== To be done ==
Reproduce the data that follows in its entirety, character for character.
= = = = =
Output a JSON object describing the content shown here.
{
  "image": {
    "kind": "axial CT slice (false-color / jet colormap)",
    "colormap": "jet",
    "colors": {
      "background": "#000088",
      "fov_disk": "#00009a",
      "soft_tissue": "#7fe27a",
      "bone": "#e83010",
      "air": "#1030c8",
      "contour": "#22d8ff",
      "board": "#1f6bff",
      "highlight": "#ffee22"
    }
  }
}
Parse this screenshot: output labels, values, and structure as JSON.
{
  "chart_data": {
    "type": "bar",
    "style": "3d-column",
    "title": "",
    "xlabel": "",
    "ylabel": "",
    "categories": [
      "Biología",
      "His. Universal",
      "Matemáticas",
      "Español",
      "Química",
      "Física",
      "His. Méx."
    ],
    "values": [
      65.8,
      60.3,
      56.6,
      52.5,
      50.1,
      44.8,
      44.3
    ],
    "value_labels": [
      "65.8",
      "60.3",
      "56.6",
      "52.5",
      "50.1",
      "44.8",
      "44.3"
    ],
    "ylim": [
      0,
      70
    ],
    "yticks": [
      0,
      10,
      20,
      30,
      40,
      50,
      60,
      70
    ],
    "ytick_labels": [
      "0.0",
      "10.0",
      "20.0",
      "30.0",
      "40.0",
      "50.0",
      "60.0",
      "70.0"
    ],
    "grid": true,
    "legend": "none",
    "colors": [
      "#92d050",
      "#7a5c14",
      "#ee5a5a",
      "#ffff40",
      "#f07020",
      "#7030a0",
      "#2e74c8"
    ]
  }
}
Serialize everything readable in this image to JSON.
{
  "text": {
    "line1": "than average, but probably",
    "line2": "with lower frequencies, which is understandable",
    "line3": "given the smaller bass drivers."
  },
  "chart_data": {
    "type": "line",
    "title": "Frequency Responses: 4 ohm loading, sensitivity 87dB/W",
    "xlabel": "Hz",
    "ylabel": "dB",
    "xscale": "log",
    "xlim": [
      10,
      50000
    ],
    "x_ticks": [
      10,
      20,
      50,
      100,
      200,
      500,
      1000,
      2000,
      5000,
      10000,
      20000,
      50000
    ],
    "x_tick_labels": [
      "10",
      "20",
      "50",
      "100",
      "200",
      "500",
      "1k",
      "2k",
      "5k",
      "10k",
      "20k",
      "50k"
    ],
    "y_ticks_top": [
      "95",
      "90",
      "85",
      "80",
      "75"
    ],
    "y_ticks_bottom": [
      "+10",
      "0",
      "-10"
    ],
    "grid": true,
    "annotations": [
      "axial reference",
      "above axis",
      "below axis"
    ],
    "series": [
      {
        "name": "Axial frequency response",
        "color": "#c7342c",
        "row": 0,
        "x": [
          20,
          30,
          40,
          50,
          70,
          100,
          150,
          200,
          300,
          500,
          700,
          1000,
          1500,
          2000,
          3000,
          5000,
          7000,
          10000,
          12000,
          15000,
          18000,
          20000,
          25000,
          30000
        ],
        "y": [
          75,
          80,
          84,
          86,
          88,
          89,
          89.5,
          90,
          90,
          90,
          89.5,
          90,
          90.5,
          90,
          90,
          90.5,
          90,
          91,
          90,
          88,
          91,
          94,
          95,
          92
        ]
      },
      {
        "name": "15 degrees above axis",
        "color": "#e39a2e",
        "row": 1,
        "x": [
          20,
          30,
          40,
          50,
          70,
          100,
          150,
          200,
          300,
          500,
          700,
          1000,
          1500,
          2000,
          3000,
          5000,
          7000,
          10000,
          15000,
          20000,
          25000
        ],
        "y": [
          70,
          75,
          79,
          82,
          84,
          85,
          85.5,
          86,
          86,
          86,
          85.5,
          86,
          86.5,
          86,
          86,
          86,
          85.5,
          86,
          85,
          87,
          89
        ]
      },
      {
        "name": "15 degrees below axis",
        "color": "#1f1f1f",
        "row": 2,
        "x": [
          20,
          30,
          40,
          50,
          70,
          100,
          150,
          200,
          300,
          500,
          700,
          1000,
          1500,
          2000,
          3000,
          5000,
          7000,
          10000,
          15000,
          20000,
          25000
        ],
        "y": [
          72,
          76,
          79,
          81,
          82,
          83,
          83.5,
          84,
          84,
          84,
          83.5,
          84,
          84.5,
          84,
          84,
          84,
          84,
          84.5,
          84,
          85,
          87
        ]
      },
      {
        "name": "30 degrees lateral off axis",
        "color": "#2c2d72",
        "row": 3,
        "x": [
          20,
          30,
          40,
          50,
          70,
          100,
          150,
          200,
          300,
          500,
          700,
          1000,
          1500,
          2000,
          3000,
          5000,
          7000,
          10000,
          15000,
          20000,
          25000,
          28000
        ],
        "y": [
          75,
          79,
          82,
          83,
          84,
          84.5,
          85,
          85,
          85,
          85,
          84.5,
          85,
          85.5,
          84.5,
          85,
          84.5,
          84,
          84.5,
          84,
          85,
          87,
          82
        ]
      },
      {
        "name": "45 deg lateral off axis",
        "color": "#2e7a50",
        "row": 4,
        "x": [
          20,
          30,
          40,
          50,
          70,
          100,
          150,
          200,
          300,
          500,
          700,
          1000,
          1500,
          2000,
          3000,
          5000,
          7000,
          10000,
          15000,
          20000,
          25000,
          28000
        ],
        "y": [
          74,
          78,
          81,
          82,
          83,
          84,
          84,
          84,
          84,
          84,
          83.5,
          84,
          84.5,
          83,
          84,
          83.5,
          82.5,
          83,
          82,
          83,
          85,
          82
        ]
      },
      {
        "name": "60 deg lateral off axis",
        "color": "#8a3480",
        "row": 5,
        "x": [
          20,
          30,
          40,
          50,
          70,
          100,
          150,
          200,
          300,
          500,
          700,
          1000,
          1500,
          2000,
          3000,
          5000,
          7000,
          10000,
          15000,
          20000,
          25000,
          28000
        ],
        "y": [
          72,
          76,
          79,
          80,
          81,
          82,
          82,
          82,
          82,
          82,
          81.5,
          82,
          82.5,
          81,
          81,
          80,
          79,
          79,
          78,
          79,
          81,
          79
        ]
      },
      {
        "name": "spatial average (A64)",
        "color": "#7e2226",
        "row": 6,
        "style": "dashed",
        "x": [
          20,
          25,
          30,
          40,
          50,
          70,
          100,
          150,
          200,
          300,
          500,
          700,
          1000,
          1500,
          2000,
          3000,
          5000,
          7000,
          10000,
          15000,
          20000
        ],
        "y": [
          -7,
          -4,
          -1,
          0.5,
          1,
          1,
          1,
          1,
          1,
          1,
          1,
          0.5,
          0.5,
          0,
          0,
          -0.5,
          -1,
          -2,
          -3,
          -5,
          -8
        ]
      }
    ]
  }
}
= = = = =
== Exercise solution ==
Output a JSON object describing the content shown here.
{
  "image": {
    "kind": "axial CT slice (false-color / jet colormap)",
    "colormap": "jet",
    "colors": {
      "background": "#000088",
      "fov_disk": "#00009a",
      "soft_tissue": "#7fe27a",
      "bone": "#e83010",
      "air": "#1030c8",
      "contour": "#22d8ff",
      "board": "#1f6bff",
      "highlight": "#ffee22"
    }
  }
}
Parse this screenshot: output labels, values, and structure as JSON.
{
  "chart_data": {
    "type": "bar",
    "style": "3d-column",
    "title": "",
    "xlabel": "",
    "ylabel": "",
    "categories": [
      "Biología",
      "His. Universal",
      "Matemáticas",
      "Español",
      "Química",
      "Física",
      "His. Méx."
    ],
    "values": [
      65.8,
      60.3,
      56.6,
      52.5,
      50.1,
      44.8,
      44.3
    ],
    "value_labels": [
      "65.8",
      "60.3",
      "56.6",
      "52.5",
      "50.1",
      "44.8",
      "44.3"
    ],
    "ylim": [
      0,
      70
    ],
    "yticks": [
      0,
      10,
      20,
      30,
      40,
      50,
      60,
      70
    ],
    "ytick_labels": [
      "0.0",
      "10.0",
      "20.0",
      "30.0",
      "40.0",
      "50.0",
      "60.0",
      "70.0"
    ],
    "grid": true,
    "legend": "none",
    "colors": [
      "#92d050",
      "#7a5c14",
      "#ee5a5a",
      "#ffff40",
      "#f07020",
      "#7030a0",
      "#2e74c8"
    ]
  }
}
Serialize everything readable in this image to JSON.
{
  "text": {
    "line1": "than average, but probably",
    "line2": "with lower frequencies, which is understandable",
    "line3": "given the smaller bass drivers."
  },
  "chart_data": {
    "type": "line",
    "title": "Frequency Responses: 4 ohm loading, sensitivity 87dB/W",
    "xlabel": "Hz",
    "ylabel": "dB",
    "xscale": "log",
    "xlim": [
      10,
      50000
    ],
    "x_ticks": [
      10,
      20,
      50,
      100,
      200,
      500,
      1000,
      2000,
      5000,
      10000,
      20000,
      50000
    ],
    "x_tick_labels": [
      "10",
      "20",
      "50",
      "100",
      "200",
      "500",
      "1k",
      "2k",
      "5k",
      "10k",
      "20k",
      "50k"
    ],
    "y_ticks_top": [
      "95",
      "90",
      "85",
      "80",
      "75"
    ],
    "y_ticks_bottom": [
      "+10",
      "0",
      "-10"
    ],
    "grid": true,
    "annotations": [
      "axial reference",
      "above axis",
      "below axis"
    ],
    "series": [
      {
        "name": "Axial frequency response",
        "color": "#c7342c",
        "row": 0,
        "x": [
          20,
          30,
          40,
          50,
          70,
          100,
          150,
          200,
          300,
          500,
          700,
          1000,
          1500,
          2000,
          3000,
          5000,
          7000,
          10000,
          12000,
          15000,
          18000,
          20000,
          25000,
          30000
        ],
        "y": [
          75,
          80,
          84,
          86,
          88,
          89,
          89.5,
          90,
          90,
          90,
          89.5,
          90,
          90.5,
          90,
          90,
          90.5,
          90,
          91,
          90,
          88,
          91,
          94,
          95,
          92
        ]
      },
      {
        "name": "15 degrees above axis",
        "color": "#e39a2e",
        "row": 1,
        "x": [
          20,
          30,
          40,
          50,
          70,
          100,
          150,
          200,
          300,
          500,
          700,
          1000,
          1500,
          2000,
          3000,
          5000,
          7000,
          10000,
          15000,
          20000,
          25000
        ],
        "y": [
          70,
          75,
          79,
          82,
          84,
          85,
          85.5,
          86,
          86,
          86,
          85.5,
          86,
          86.5,
          86,
          86,
          86,
          85.5,
          86,
          85,
          87,
          89
        ]
      },
      {
        "name": "15 degrees below axis",
        "color": "#1f1f1f",
        "row": 2,
        "x": [
          20,
          30,
          40,
          50,
          70,
          100,
          150,
          200,
          300,
          500,
          700,
          1000,
          1500,
          2000,
          3000,
          5000,
          7000,
          10000,
          15000,
          20000,
          25000
        ],
        "y": [
          72,
          76,
          79,
          81,
          82,
          83,
          83.5,
          84,
          84,
          84,
          83.5,
          84,
          84.5,
          84,
          84,
          84,
          84,
          84.5,
          84,
          85,
          87
        ]
      },
      {
        "name": "30 degrees lateral off axis",
        "color": "#2c2d72",
        "row": 3,
        "x": [
          20,
          30,
          40,
          50,
          70,
          100,
          150,
          200,
          300,
          500,
          700,
          1000,
          1500,
          2000,
          3000,
          5000,
          7000,
          10000,
          15000,
          20000,
          25000,
          28000
        ],
        "y": [
          75,
          79,
          82,
          83,
          84,
          84.5,
          85,
          85,
          85,
          85,
          84.5,
          85,
          85.5,
          84.5,
          85,
          84.5,
          84,
          84.5,
          84,
          85,
          87,
          82
        ]
      },
      {
        "name": "45 deg lateral off axis",
        "color": "#2e7a50",
        "row": 4,
        "x": [
          20,
          30,
          40,
          50,
          70,
          100,
          150,
          200,
          300,
          500,
          700,
          1000,
          1500,
          2000,
          3000,
          5000,
          7000,
          10000,
          15000,
          20000,
          25000,
          28000
        ],
        "y": [
          74,
          78,
          81,
          82,
          83,
          84,
          84,
          84,
          84,
          84,
          83.5,
          84,
          84.5,
          83,
          84,
          83.5,
          82.5,
          83,
          82,
          83,
          85,
          82
        ]
      },
      {
        "name": "60 deg lateral off axis",
        "color": "#8a3480",
        "row": 5,
        "x": [
          20,
          30,
          40,
          50,
          70,
          100,
          150,
          200,
          300,
          500,
          700,
          1000,
          1500,
          2000,
          3000,
          5000,
          7000,
          10000,
          15000,
          20000,
          25000,
          28000
        ],
        "y": [
          72,
          76,
          79,
          80,
          81,
          82,
          82,
          82,
          82,
          82,
          81.5,
          82,
          82.5,
          81,
          81,
          80,
          79,
          79,
          78,
          79,
          81,
          79
        ]
      },
      {
        "name": "spatial average (A64)",
        "color": "#7e2226",
        "row": 6,
        "style": "dashed",
        "x": [
          20,
          25,
          30,
          40,
          50,
          70,
          100,
          150,
          200,
          300,
          500,
          700,
          1000,
          1500,
          2000,
          3000,
          5000,
          7000,
          10000,
          15000,
          20000
        ],
        "y": [
          -7,
          -4,
          -1,
          0.5,
          1,
          1,
          1,
          1,
          1,
          1,
          1,
          0.5,
          0.5,
          0,
          0,
          -0.5,
          -1,
          -2,
          -3,
          -5,
          -8
        ]
      }
    ]
  }
}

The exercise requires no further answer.